REQUIREMENTS:
Take all the material and copy it exactly.

RECORDS SHOWN:

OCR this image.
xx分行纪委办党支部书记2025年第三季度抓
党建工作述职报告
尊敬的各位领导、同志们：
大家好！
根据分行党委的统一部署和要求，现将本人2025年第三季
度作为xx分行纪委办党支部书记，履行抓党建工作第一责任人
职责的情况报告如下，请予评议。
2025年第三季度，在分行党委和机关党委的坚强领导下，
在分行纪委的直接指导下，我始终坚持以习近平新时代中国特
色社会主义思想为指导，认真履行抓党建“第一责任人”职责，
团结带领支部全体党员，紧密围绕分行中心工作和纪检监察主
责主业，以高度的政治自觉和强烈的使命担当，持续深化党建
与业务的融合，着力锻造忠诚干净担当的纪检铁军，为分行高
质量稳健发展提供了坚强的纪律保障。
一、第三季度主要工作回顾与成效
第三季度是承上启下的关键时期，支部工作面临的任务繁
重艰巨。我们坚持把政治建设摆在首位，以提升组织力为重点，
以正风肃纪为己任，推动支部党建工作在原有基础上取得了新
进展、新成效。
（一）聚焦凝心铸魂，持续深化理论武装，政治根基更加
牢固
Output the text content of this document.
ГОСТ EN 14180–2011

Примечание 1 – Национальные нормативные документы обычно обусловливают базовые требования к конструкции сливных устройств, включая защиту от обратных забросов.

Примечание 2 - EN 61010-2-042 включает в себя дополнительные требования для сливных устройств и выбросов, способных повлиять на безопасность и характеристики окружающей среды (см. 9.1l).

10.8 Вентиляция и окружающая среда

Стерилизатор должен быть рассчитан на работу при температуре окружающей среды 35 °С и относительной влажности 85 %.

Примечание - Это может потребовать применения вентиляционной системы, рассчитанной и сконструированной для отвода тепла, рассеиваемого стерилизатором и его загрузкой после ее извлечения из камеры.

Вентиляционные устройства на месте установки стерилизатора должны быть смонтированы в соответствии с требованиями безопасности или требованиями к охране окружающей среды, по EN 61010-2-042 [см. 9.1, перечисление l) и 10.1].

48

ANSWER FOR THE TASK:
OCR this image.
xx分行纪委办党支部书记2025年第三季度抓
党建工作述职报告
尊敬的各位领导、同志们：
大家好！
根据分行党委的统一部署和要求，现将本人2025年第三季
度作为xx分行纪委办党支部书记，履行抓党建工作第一责任人
职责的情况报告如下，请予评议。
2025年第三季度，在分行党委和机关党委的坚强领导下，
在分行纪委的直接指导下，我始终坚持以习近平新时代中国特
色社会主义思想为指导，认真履行抓党建“第一责任人”职责，
团结带领支部全体党员，紧密围绕分行中心工作和纪检监察主
责主业，以高度的政治自觉和强烈的使命担当，持续深化党建
与业务的融合，着力锻造忠诚干净担当的纪检铁军，为分行高
质量稳健发展提供了坚强的纪律保障。
一、第三季度主要工作回顾与成效
第三季度是承上启下的关键时期，支部工作面临的任务繁
重艰巨。我们坚持把政治建设摆在首位，以提升组织力为重点，
以正风肃纪为己任，推动支部党建工作在原有基础上取得了新
进展、新成效。
（一）聚焦凝心铸魂，持续深化理论武装，政治根基更加
牢固
Output the text content of this document.
ГОСТ EN 14180–2011

Примечание 1 – Национальные нормативные документы обычно обусловливают базовые требования к конструкции сливных устройств, включая защиту от обратных забросов.

Примечание 2 - EN 61010-2-042 включает в себя дополнительные требования для сливных устройств и выбросов, способных повлиять на безопасность и характеристики окружающей среды (см. 9.1l).

10.8 Вентиляция и окружающая среда

Стерилизатор должен быть рассчитан на работу при температуре окружающей среды 35 °С и относительной влажности 85 %.

Примечание - Это может потребовать применения вентиляционной системы, рассчитанной и сконструированной для отвода тепла, рассеиваемого стерилизатором и его загрузкой после ее извлечения из камеры.

Вентиляционные устройства на месте установки стерилизатора должны быть смонтированы в соответствии с требованиями безопасности или требованиями к охране окружающей среды, по EN 61010-2-042 [см. 9.1, перечисление l) и 10.1].

48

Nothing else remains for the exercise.